* begin Data provided *
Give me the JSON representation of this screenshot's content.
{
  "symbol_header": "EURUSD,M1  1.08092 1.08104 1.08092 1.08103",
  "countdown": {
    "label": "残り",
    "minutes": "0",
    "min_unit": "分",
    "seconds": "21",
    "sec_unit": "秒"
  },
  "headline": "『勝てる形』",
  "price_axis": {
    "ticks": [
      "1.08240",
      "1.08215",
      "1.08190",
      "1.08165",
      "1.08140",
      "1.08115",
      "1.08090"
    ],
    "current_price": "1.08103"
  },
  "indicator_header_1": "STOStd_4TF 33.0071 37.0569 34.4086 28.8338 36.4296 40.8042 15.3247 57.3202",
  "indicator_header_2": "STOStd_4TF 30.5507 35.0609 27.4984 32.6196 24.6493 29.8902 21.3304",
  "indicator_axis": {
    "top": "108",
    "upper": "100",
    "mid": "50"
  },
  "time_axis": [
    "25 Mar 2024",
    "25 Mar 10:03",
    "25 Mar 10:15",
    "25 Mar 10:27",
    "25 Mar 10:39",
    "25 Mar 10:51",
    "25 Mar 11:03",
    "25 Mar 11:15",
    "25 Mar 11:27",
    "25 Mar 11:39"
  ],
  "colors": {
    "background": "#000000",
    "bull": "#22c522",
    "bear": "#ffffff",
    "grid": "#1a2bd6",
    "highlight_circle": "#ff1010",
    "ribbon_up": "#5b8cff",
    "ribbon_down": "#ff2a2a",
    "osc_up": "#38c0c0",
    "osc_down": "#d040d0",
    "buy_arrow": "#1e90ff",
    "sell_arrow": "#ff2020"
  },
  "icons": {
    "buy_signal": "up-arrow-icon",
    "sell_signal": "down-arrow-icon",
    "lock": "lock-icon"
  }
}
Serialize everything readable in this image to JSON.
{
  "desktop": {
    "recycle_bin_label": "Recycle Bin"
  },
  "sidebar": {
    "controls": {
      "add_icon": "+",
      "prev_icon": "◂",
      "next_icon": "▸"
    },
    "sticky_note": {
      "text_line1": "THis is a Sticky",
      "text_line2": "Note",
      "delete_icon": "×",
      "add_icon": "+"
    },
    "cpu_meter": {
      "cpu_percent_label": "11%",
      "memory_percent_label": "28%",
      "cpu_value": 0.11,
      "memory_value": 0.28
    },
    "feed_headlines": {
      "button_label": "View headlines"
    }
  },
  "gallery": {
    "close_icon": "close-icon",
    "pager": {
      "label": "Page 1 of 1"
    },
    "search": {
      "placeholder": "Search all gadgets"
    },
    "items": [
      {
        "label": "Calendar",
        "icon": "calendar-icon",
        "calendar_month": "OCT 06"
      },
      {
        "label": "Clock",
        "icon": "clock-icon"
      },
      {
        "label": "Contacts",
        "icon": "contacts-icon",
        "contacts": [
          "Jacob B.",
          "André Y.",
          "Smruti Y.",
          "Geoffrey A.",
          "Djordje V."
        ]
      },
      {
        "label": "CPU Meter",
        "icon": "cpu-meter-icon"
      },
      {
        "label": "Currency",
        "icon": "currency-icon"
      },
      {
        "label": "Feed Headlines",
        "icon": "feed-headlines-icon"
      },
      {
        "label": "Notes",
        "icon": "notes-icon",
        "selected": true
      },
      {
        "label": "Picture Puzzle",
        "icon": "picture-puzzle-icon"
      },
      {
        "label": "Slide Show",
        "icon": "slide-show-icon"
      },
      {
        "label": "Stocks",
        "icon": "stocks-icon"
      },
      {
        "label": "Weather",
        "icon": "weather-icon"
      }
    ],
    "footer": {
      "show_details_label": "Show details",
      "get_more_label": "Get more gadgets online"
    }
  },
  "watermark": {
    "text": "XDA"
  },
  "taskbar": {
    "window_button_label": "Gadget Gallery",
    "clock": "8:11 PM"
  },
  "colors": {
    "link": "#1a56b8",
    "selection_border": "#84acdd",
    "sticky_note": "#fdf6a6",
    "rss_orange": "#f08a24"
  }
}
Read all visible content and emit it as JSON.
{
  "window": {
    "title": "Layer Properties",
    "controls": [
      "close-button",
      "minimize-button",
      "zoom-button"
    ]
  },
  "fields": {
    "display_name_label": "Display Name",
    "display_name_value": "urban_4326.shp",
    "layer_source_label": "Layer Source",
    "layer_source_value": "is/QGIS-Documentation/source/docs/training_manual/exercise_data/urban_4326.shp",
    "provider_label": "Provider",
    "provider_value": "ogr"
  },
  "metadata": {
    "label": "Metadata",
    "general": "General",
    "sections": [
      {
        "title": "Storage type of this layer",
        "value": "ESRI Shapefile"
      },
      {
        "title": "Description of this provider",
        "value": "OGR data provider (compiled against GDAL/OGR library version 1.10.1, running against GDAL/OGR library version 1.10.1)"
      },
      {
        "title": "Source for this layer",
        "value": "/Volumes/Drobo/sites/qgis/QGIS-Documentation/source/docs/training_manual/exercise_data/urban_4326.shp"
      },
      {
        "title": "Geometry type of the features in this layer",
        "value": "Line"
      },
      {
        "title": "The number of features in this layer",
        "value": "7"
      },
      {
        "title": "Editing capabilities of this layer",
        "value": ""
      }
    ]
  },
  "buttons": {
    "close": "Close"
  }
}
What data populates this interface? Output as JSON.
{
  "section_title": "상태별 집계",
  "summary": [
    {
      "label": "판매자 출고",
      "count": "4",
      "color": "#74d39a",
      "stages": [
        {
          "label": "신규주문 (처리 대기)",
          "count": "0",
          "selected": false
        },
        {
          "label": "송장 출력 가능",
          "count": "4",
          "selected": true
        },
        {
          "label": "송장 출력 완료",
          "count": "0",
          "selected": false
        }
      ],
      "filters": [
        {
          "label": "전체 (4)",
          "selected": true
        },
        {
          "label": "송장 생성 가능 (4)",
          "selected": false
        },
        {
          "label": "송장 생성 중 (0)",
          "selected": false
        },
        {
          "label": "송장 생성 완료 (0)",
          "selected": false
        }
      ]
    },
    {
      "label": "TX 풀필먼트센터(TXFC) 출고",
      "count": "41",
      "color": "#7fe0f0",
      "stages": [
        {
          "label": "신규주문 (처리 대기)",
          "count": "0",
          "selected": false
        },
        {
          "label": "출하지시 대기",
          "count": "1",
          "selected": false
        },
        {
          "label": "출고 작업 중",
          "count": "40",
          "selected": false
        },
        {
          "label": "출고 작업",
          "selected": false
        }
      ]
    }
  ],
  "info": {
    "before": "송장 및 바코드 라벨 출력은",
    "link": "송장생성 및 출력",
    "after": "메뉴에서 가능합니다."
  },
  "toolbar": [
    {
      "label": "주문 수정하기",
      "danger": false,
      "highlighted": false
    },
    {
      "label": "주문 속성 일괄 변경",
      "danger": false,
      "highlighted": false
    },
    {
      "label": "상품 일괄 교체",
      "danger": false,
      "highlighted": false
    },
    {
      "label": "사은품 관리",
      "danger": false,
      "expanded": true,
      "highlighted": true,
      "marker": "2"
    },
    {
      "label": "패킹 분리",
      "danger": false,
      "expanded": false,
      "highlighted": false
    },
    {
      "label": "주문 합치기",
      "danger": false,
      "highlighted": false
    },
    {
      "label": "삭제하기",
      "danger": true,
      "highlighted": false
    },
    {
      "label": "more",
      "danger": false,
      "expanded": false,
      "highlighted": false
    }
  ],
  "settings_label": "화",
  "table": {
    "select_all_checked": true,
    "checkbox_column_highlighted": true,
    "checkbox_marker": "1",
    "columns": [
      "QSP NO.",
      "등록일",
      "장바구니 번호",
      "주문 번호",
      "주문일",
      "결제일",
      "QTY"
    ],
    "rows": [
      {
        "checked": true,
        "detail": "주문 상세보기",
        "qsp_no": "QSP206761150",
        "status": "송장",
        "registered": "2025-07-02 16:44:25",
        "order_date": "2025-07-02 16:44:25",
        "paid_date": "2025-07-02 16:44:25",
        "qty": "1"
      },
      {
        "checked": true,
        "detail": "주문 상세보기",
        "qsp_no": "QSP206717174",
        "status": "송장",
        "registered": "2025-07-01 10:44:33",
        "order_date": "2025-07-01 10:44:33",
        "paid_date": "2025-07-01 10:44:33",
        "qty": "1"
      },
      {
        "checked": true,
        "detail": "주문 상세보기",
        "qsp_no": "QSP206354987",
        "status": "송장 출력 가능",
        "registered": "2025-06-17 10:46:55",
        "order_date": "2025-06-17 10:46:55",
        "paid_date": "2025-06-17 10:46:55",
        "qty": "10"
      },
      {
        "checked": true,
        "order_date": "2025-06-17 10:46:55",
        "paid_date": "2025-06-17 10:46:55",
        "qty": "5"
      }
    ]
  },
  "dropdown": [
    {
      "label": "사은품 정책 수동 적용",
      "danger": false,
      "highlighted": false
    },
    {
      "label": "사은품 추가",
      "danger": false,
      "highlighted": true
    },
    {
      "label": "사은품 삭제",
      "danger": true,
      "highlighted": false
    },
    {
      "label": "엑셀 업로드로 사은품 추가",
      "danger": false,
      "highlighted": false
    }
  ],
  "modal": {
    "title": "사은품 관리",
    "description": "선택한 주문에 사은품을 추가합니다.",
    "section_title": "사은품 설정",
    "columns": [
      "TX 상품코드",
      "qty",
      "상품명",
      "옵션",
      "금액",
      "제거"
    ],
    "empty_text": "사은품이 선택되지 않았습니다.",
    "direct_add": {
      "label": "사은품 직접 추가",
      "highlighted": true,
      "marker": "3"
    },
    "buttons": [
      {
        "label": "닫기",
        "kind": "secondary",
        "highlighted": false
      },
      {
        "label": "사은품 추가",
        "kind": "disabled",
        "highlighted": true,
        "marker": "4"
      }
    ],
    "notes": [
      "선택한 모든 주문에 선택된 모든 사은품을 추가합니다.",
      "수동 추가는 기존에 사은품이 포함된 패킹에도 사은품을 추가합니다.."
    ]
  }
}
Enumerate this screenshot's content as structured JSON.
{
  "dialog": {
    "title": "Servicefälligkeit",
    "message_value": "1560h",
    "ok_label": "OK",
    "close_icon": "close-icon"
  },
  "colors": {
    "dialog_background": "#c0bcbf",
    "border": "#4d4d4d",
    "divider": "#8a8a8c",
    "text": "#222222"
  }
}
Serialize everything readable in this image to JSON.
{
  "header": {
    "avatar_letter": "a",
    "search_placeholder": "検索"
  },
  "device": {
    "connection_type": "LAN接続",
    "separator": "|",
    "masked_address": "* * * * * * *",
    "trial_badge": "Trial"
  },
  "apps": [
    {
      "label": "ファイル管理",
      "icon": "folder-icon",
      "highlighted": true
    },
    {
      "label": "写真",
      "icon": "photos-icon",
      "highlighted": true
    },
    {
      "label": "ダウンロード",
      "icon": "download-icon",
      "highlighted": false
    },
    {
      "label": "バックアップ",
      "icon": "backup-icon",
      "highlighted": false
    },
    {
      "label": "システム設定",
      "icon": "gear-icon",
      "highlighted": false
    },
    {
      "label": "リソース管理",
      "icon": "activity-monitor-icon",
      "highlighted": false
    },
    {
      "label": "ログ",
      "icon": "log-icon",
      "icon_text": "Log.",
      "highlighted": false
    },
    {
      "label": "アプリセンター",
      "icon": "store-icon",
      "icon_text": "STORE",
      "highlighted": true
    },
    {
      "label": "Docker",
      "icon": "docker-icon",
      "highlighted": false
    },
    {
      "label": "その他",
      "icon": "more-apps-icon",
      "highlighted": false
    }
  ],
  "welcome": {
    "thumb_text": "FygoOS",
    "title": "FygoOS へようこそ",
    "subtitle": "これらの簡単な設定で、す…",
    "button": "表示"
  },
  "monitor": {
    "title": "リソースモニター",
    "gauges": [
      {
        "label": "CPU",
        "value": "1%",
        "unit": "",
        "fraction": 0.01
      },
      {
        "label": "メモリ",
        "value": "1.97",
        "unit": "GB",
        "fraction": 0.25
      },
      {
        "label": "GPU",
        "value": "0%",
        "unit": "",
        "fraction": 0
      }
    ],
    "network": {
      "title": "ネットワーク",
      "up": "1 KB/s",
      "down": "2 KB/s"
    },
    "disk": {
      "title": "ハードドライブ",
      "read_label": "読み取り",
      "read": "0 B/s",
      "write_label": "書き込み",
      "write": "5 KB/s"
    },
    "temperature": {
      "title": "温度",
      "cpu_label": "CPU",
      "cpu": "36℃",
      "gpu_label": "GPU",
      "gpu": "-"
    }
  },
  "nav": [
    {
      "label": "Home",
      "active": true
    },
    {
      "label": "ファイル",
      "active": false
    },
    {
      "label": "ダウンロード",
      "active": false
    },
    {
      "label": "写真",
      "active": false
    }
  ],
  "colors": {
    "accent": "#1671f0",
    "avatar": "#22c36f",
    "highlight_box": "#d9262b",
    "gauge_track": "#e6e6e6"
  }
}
* end Data provided *
Written instruction: Identify all lines where the word "사은품이" shows up. Copy them.

Written reply:
    "empty_text": "사은품이 선택되지 않았습니다.",
      "수동 추가는 기존에 사은품이 포함된 패킹에도 사은품을 추가합니다.."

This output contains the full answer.